[START Records to use]

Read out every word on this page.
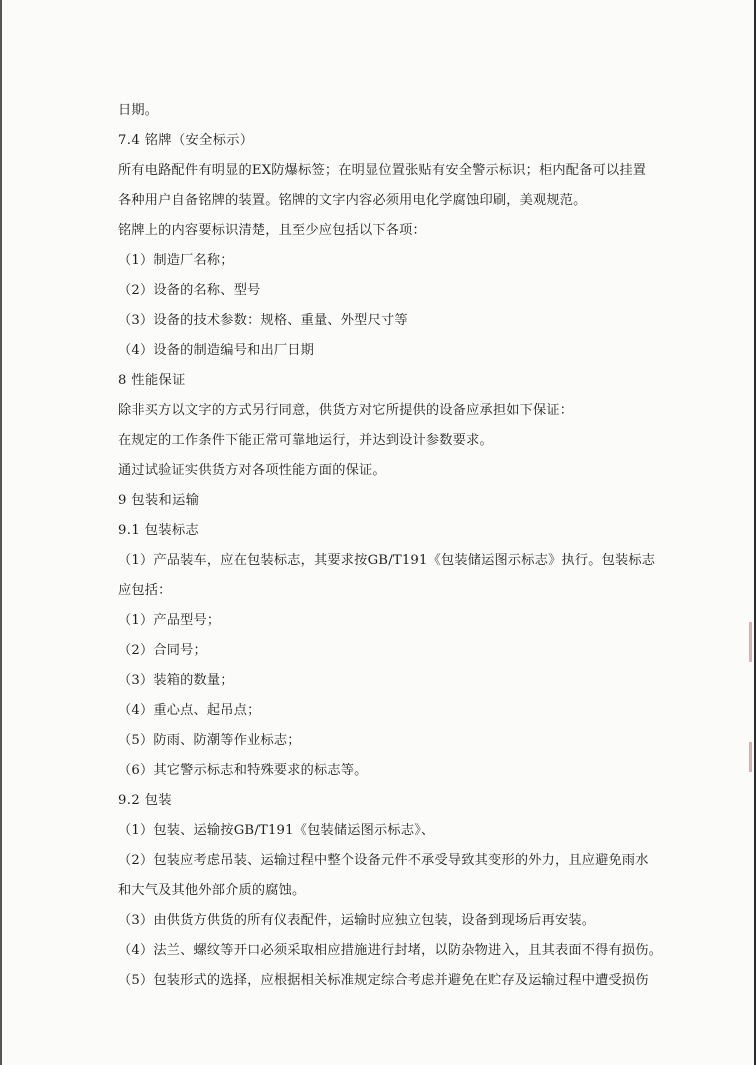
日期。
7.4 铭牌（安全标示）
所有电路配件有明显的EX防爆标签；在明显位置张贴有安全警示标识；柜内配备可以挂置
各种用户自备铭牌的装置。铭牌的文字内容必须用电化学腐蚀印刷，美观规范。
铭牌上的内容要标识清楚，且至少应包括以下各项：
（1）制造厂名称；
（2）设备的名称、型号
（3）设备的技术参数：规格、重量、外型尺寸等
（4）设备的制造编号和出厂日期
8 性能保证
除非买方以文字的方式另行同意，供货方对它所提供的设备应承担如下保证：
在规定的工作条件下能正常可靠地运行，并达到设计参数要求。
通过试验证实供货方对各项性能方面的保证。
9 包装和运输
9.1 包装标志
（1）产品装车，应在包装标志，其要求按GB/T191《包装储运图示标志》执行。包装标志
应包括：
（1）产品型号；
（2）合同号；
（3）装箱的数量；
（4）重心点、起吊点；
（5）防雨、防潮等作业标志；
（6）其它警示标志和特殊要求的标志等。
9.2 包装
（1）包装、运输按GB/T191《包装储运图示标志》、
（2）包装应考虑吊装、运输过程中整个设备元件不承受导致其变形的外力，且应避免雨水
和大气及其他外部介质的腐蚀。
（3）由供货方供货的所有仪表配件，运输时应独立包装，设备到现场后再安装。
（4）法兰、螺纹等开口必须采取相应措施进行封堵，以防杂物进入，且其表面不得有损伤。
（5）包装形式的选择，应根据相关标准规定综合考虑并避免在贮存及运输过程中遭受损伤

[END Records to use]
[START Records to use]

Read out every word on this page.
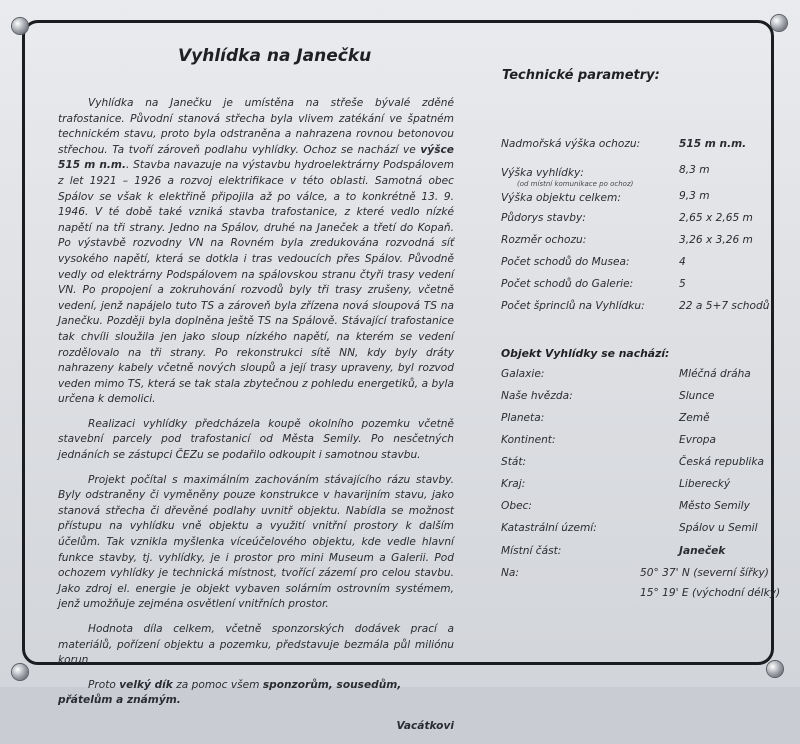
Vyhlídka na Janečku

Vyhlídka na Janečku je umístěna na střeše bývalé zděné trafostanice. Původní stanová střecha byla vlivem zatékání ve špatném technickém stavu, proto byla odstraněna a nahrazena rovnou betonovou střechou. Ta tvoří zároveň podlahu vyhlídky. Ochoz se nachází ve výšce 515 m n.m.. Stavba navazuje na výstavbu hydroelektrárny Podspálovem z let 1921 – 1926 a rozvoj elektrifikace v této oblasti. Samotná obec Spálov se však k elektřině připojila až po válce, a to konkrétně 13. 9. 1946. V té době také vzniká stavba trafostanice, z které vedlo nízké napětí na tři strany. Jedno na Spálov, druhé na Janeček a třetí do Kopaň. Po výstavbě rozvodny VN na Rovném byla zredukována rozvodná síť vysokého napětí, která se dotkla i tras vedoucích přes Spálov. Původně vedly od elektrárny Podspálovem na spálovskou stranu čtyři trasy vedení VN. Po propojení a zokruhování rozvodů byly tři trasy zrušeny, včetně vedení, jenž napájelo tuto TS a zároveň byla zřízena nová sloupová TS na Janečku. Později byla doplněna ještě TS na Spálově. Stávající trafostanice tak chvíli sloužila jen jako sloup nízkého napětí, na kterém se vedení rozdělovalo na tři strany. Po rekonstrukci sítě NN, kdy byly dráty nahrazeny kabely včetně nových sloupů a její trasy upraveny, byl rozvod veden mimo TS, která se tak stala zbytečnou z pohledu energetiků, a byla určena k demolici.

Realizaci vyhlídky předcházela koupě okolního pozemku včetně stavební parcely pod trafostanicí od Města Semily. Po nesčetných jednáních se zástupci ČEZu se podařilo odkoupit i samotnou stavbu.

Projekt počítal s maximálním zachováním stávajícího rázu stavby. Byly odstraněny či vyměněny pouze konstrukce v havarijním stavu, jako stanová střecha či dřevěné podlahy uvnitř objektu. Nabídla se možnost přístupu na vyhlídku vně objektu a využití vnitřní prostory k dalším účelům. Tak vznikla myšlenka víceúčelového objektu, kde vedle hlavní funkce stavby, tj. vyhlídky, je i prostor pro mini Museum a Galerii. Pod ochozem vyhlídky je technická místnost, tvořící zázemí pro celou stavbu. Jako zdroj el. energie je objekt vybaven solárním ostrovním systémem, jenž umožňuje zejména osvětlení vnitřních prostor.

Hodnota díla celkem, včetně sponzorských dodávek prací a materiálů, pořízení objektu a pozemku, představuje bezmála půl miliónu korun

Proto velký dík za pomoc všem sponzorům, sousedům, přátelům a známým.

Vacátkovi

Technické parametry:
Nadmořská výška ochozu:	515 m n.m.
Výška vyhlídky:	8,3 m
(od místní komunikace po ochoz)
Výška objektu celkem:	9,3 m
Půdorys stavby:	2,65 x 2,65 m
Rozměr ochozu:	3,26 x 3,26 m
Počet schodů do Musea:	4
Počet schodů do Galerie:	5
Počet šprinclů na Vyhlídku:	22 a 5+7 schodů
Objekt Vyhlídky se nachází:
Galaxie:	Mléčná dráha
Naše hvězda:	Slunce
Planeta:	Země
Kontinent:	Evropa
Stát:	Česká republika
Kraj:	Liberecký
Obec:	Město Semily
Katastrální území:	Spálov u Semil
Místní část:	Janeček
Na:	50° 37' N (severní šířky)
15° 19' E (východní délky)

[END Records to use]

**Exercise description**
Search the records for the word "schodů" and copy every line where it occurs.

**Output for this exercise**
Počet schodů do Musea:	4
Počet schodů do Galerie:	5
Počet šprinclů na Vyhlídku:	22 a 5+7 schodů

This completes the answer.